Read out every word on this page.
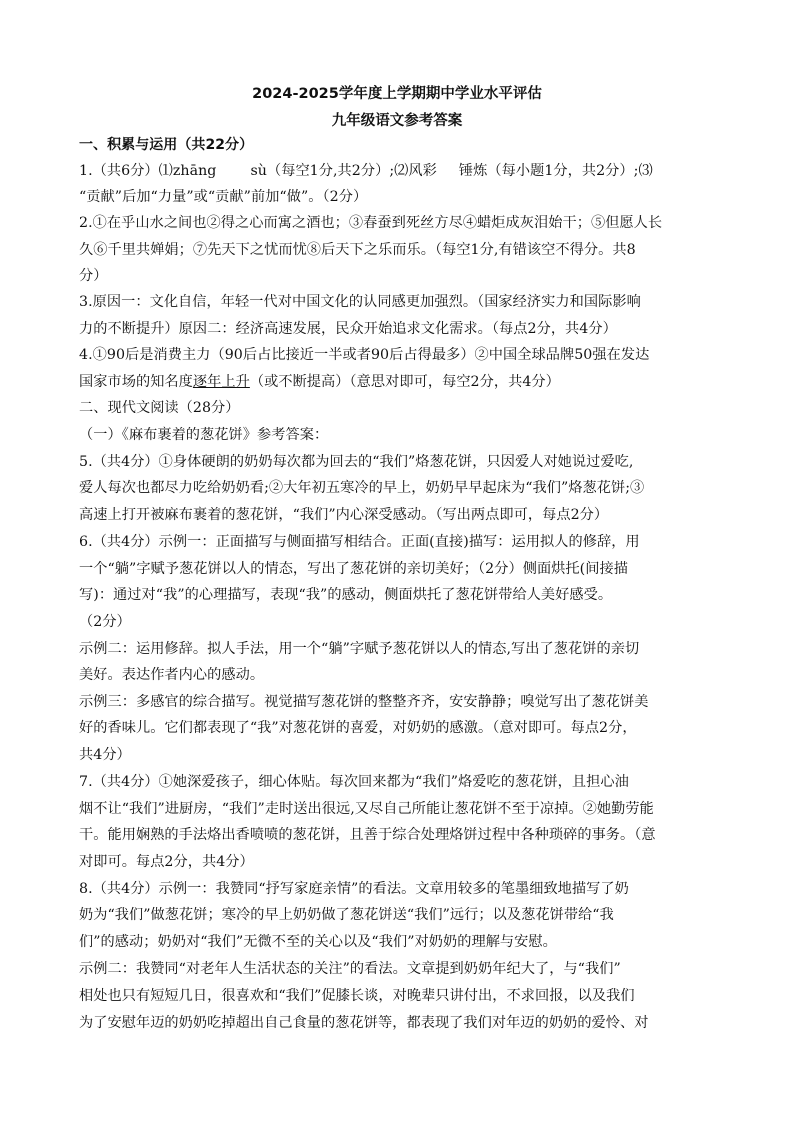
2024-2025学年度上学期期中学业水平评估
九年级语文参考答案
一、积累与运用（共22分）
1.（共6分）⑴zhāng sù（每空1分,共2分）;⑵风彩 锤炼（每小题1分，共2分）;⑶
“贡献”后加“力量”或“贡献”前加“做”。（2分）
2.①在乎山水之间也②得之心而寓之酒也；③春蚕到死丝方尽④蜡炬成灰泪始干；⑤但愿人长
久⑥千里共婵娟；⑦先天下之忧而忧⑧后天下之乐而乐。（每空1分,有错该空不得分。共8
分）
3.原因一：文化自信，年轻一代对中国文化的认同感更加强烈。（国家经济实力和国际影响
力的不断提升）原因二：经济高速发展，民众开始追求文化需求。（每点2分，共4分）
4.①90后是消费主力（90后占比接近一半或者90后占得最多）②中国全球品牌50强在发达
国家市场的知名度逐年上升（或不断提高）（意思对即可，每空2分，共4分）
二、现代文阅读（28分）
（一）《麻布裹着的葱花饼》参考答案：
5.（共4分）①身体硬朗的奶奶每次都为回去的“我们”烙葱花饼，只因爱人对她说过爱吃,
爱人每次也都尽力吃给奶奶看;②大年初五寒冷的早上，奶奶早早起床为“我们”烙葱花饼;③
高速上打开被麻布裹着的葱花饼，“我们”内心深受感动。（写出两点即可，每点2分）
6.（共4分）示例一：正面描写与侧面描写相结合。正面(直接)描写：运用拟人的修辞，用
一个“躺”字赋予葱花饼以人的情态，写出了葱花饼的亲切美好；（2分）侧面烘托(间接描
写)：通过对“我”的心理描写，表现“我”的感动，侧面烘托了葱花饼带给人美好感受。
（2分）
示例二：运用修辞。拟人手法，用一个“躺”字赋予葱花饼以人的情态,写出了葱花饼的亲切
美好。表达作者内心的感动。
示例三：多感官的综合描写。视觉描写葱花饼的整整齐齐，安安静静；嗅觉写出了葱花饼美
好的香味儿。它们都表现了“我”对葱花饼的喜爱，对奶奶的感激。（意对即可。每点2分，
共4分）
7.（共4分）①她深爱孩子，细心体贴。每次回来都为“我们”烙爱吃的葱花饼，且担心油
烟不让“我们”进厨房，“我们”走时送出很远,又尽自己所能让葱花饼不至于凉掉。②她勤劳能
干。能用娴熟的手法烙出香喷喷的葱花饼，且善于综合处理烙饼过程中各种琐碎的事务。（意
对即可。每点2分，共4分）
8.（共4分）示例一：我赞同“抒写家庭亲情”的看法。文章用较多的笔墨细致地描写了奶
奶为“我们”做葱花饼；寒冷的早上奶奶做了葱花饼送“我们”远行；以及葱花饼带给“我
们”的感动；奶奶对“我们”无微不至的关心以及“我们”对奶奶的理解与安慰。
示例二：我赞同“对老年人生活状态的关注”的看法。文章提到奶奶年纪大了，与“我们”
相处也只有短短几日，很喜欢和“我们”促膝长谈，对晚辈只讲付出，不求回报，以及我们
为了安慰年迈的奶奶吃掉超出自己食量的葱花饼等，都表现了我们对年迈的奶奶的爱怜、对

= = = = = = =

Except for the pictures, copy the material above exactly.

### WRITTEN ANSWER
Read out every word on this page.
2024-2025学年度上学期期中学业水平评估
九年级语文参考答案
一、积累与运用（共22分）
1.（共6分）⑴zhāng sù（每空1分,共2分）;⑵风彩 锤炼（每小题1分，共2分）;⑶
“贡献”后加“力量”或“贡献”前加“做”。（2分）
2.①在乎山水之间也②得之心而寓之酒也；③春蚕到死丝方尽④蜡炬成灰泪始干；⑤但愿人长
久⑥千里共婵娟；⑦先天下之忧而忧⑧后天下之乐而乐。（每空1分,有错该空不得分。共8
分）
3.原因一：文化自信，年轻一代对中国文化的认同感更加强烈。（国家经济实力和国际影响
力的不断提升）原因二：经济高速发展，民众开始追求文化需求。（每点2分，共4分）
4.①90后是消费主力（90后占比接近一半或者90后占得最多）②中国全球品牌50强在发达
国家市场的知名度逐年上升（或不断提高）（意思对即可，每空2分，共4分）
二、现代文阅读（28分）
（一）《麻布裹着的葱花饼》参考答案：
5.（共4分）①身体硬朗的奶奶每次都为回去的“我们”烙葱花饼，只因爱人对她说过爱吃,
爱人每次也都尽力吃给奶奶看;②大年初五寒冷的早上，奶奶早早起床为“我们”烙葱花饼;③
高速上打开被麻布裹着的葱花饼，“我们”内心深受感动。（写出两点即可，每点2分）
6.（共4分）示例一：正面描写与侧面描写相结合。正面(直接)描写：运用拟人的修辞，用
一个“躺”字赋予葱花饼以人的情态，写出了葱花饼的亲切美好；（2分）侧面烘托(间接描
写)：通过对“我”的心理描写，表现“我”的感动，侧面烘托了葱花饼带给人美好感受。
（2分）
示例二：运用修辞。拟人手法，用一个“躺”字赋予葱花饼以人的情态,写出了葱花饼的亲切
美好。表达作者内心的感动。
示例三：多感官的综合描写。视觉描写葱花饼的整整齐齐，安安静静；嗅觉写出了葱花饼美
好的香味儿。它们都表现了“我”对葱花饼的喜爱，对奶奶的感激。（意对即可。每点2分，
共4分）
7.（共4分）①她深爱孩子，细心体贴。每次回来都为“我们”烙爱吃的葱花饼，且担心油
烟不让“我们”进厨房，“我们”走时送出很远,又尽自己所能让葱花饼不至于凉掉。②她勤劳能
干。能用娴熟的手法烙出香喷喷的葱花饼，且善于综合处理烙饼过程中各种琐碎的事务。（意
对即可。每点2分，共4分）
8.（共4分）示例一：我赞同“抒写家庭亲情”的看法。文章用较多的笔墨细致地描写了奶
奶为“我们”做葱花饼；寒冷的早上奶奶做了葱花饼送“我们”远行；以及葱花饼带给“我
们”的感动；奶奶对“我们”无微不至的关心以及“我们”对奶奶的理解与安慰。
示例二：我赞同“对老年人生活状态的关注”的看法。文章提到奶奶年纪大了，与“我们”
相处也只有短短几日，很喜欢和“我们”促膝长谈，对晚辈只讲付出，不求回报，以及我们
为了安慰年迈的奶奶吃掉超出自己食量的葱花饼等，都表现了我们对年迈的奶奶的爱怜、对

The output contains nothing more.